Prompt: From the entries below, copy every line holding the word "badge".

========================================

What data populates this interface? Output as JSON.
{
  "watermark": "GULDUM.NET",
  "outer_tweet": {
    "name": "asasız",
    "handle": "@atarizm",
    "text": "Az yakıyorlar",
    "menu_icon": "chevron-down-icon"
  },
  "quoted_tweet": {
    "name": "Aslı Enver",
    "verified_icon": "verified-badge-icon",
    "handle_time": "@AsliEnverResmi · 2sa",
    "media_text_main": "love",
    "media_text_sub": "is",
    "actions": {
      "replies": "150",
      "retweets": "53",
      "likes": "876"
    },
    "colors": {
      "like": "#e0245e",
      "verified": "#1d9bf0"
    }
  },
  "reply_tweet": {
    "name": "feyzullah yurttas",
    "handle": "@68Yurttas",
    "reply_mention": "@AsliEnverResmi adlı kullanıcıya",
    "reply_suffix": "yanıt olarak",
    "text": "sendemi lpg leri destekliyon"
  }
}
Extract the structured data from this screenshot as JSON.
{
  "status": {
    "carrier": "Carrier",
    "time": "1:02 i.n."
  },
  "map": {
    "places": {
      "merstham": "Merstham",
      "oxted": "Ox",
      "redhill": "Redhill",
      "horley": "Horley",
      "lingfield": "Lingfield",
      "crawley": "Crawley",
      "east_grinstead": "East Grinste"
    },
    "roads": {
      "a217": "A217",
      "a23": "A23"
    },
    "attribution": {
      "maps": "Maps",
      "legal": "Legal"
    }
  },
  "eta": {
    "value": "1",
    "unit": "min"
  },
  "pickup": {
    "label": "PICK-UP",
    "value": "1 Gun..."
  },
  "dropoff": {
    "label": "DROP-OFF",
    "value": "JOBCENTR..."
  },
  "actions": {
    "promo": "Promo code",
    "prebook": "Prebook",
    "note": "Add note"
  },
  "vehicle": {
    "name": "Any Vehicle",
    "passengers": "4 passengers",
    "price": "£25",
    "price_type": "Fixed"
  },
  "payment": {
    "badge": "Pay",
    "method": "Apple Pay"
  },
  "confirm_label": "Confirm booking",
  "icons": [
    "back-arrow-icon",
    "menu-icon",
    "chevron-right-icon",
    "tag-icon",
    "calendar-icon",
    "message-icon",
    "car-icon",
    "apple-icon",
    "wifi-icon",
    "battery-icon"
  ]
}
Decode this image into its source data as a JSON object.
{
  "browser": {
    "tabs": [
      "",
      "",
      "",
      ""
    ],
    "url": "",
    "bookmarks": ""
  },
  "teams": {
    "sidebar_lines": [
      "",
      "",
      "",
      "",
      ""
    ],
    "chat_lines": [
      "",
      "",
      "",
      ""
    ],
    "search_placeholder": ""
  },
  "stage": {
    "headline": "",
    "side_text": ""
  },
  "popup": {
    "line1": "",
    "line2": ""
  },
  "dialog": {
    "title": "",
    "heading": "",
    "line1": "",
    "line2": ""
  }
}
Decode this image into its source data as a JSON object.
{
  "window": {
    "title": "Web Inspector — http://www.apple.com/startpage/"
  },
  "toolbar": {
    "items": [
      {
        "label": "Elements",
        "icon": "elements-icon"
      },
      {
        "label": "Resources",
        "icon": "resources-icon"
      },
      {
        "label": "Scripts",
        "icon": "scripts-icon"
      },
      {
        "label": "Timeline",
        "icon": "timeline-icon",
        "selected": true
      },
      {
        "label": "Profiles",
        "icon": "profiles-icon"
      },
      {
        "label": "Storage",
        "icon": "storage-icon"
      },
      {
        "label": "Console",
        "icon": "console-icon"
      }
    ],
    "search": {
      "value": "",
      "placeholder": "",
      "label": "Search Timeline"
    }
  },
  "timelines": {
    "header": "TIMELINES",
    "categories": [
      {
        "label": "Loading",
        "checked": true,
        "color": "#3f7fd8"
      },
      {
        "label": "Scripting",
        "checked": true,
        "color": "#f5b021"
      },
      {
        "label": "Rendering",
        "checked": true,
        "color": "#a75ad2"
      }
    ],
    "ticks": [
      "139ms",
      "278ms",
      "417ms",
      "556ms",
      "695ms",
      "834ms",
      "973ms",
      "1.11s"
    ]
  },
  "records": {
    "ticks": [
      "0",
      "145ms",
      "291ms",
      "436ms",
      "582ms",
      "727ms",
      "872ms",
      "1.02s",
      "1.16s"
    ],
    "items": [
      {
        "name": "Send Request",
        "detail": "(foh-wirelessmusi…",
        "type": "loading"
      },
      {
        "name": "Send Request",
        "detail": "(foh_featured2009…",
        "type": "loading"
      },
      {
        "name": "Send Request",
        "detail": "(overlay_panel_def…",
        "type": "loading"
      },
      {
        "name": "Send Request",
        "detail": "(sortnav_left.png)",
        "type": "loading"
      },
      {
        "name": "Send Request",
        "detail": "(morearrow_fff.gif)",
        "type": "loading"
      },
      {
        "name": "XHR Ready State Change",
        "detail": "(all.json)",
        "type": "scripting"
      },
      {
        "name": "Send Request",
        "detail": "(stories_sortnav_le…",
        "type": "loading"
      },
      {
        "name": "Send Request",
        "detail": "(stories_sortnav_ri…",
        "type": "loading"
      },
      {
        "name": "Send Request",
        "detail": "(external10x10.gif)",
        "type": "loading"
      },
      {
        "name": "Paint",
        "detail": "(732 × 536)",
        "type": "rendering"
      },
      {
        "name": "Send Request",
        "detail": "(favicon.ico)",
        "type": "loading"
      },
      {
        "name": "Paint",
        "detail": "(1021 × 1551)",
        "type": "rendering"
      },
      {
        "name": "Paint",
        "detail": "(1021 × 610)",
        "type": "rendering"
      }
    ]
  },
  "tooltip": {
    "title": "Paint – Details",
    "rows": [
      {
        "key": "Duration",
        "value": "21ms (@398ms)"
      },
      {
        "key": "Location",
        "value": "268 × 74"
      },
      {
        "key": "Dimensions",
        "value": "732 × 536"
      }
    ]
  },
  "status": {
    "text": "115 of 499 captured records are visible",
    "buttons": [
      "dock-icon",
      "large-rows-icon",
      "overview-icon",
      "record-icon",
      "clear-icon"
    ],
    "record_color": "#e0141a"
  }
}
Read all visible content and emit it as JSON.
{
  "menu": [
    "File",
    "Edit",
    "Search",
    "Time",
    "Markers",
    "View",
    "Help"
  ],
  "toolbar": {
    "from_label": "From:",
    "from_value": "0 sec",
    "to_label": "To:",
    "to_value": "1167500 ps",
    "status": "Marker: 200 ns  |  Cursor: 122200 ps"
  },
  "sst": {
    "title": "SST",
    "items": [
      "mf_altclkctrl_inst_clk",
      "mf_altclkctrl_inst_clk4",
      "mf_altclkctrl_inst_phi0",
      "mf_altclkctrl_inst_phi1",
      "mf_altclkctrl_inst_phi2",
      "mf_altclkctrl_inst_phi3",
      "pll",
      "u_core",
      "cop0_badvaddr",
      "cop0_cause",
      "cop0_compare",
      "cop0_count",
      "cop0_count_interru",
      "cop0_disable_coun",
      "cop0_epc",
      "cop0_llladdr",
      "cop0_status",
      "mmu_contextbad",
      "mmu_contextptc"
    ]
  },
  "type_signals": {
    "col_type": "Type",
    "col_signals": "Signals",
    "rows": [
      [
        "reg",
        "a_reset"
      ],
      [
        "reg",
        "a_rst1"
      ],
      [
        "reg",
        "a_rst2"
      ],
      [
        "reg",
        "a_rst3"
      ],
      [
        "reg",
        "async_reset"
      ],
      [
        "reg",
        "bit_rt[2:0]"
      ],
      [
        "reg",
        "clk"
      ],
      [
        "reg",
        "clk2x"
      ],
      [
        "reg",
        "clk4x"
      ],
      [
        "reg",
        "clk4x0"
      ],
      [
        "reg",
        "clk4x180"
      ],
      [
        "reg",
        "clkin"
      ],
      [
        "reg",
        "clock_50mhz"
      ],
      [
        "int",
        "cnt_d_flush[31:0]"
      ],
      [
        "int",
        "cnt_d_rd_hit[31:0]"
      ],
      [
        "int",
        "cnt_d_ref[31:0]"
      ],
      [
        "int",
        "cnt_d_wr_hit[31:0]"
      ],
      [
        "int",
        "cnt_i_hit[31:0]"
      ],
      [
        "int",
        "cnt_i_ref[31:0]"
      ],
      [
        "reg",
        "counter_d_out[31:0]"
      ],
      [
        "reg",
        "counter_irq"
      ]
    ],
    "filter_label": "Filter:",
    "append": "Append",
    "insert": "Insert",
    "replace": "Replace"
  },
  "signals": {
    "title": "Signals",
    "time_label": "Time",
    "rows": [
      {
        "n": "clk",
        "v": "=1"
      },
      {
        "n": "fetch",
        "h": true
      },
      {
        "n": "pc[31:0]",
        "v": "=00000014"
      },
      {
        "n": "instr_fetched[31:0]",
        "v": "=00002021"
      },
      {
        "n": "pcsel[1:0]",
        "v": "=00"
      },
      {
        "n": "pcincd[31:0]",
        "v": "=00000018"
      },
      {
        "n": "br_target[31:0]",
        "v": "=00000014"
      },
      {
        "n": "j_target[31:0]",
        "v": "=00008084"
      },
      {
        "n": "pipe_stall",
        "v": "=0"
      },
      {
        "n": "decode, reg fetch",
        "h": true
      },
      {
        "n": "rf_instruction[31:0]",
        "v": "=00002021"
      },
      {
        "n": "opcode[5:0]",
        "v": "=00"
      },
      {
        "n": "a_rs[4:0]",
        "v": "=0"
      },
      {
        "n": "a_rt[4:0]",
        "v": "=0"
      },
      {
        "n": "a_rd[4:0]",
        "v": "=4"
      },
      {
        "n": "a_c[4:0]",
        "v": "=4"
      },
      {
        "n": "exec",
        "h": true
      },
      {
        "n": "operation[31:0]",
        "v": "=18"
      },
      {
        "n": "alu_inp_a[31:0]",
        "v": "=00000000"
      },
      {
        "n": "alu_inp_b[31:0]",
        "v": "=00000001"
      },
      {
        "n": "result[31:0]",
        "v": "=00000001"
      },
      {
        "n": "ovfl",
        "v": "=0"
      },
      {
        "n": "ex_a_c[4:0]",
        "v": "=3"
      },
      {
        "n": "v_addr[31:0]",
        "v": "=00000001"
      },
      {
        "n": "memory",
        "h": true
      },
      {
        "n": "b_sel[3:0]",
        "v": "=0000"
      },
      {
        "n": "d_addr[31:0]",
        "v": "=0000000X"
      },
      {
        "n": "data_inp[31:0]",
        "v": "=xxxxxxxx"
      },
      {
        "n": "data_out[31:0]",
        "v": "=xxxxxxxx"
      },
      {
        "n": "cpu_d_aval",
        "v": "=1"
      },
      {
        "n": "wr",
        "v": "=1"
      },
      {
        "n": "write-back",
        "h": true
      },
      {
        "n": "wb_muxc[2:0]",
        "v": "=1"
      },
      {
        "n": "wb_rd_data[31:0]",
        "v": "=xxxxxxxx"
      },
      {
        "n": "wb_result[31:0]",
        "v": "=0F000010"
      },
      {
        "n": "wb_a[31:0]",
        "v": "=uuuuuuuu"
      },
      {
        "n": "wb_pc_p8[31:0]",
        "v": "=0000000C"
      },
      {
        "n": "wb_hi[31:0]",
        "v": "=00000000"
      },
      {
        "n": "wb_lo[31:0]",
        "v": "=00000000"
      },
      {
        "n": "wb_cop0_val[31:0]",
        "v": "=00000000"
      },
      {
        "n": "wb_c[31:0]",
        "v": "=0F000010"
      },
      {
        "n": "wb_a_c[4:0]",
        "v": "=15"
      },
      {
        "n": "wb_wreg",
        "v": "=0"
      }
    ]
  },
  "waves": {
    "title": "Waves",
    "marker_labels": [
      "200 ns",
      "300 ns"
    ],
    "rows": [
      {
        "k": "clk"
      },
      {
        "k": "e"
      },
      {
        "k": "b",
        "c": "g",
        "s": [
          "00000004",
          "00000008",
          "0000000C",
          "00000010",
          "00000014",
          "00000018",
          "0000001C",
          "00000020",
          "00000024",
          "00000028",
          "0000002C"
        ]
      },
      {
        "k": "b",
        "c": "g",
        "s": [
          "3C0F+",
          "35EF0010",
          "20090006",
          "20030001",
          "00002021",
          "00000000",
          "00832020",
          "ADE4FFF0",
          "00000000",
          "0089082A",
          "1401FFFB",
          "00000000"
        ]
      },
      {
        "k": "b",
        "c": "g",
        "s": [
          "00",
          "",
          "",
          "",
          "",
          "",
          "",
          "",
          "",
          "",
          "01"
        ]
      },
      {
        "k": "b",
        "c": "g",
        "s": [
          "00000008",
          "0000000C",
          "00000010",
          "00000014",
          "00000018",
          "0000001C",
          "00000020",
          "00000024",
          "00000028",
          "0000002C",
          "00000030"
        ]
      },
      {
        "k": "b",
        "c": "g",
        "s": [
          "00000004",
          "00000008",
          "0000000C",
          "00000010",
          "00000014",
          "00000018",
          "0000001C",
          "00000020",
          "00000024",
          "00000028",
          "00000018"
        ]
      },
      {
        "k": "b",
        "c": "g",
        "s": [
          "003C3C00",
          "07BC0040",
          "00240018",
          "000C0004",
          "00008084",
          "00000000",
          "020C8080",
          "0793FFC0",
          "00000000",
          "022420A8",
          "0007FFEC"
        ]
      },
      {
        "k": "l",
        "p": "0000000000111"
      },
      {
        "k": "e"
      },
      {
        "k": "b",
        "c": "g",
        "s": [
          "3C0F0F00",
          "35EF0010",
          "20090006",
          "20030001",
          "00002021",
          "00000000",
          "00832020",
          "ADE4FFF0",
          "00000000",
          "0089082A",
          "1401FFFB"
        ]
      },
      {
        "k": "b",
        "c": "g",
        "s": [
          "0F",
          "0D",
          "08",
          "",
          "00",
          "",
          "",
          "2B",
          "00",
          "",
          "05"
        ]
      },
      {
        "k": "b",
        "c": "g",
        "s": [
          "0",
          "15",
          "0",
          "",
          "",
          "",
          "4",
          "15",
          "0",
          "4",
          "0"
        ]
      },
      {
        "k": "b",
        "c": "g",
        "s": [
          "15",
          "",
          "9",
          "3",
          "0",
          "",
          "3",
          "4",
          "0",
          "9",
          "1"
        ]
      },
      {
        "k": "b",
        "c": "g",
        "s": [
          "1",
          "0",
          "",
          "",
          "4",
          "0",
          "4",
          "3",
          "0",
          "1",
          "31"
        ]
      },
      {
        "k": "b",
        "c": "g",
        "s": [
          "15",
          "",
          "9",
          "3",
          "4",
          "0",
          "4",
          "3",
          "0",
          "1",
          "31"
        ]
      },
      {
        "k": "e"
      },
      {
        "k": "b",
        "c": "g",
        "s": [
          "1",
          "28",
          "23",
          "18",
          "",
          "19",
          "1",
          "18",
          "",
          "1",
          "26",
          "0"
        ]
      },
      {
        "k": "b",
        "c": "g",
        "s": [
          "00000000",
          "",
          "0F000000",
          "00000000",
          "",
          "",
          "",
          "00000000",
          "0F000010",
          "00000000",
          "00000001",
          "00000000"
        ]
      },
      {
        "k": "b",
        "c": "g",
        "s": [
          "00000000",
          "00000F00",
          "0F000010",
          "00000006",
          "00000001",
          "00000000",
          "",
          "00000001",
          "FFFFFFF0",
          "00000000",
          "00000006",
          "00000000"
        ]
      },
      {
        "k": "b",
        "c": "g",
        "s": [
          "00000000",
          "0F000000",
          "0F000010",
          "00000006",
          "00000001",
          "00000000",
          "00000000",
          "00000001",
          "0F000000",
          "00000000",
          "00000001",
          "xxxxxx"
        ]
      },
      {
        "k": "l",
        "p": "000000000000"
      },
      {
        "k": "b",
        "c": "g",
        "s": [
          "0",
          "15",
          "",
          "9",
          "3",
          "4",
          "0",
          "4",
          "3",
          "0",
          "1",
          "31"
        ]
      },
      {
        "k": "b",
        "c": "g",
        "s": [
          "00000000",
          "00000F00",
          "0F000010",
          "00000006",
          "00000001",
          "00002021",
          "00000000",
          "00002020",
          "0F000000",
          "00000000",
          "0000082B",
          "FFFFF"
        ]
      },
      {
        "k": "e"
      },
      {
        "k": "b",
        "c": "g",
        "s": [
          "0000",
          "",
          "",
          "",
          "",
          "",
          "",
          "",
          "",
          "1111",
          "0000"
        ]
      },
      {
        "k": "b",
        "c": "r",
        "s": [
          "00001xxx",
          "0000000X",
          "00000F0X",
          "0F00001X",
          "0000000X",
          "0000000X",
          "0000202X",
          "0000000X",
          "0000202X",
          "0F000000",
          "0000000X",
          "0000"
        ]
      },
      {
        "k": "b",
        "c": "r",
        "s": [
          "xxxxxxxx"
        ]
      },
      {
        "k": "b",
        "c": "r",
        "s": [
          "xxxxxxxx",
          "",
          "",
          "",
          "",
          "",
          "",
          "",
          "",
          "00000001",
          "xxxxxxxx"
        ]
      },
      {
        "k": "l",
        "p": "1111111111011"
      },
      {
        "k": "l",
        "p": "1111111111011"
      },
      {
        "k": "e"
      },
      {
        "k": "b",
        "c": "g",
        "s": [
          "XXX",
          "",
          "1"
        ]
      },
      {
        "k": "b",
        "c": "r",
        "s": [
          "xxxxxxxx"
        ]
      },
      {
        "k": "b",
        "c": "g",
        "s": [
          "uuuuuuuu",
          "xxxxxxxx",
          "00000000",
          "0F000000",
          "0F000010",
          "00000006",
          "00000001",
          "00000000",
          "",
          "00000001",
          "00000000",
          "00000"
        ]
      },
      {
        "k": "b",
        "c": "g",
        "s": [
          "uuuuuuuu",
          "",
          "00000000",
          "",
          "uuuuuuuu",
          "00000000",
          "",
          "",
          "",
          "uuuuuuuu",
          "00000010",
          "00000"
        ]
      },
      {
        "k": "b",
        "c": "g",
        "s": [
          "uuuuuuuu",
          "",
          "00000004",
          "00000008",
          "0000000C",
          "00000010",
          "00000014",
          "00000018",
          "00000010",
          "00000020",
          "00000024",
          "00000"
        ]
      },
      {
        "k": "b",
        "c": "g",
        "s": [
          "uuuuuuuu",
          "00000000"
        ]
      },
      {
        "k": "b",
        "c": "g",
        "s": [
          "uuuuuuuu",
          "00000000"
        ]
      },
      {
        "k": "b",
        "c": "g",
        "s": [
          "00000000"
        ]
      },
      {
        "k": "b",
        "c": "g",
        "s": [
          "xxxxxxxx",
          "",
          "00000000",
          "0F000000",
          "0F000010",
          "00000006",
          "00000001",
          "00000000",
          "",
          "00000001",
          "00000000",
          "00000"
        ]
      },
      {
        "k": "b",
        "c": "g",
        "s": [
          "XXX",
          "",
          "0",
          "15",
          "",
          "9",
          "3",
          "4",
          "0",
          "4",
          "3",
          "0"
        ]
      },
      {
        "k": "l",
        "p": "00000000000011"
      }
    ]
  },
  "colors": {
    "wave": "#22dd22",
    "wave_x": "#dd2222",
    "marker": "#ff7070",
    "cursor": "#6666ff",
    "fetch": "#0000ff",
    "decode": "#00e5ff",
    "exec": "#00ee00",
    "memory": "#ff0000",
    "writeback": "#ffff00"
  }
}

========================================

Task response:
    "verified_icon": "verified-badge-icon",
    "badge": "Pay",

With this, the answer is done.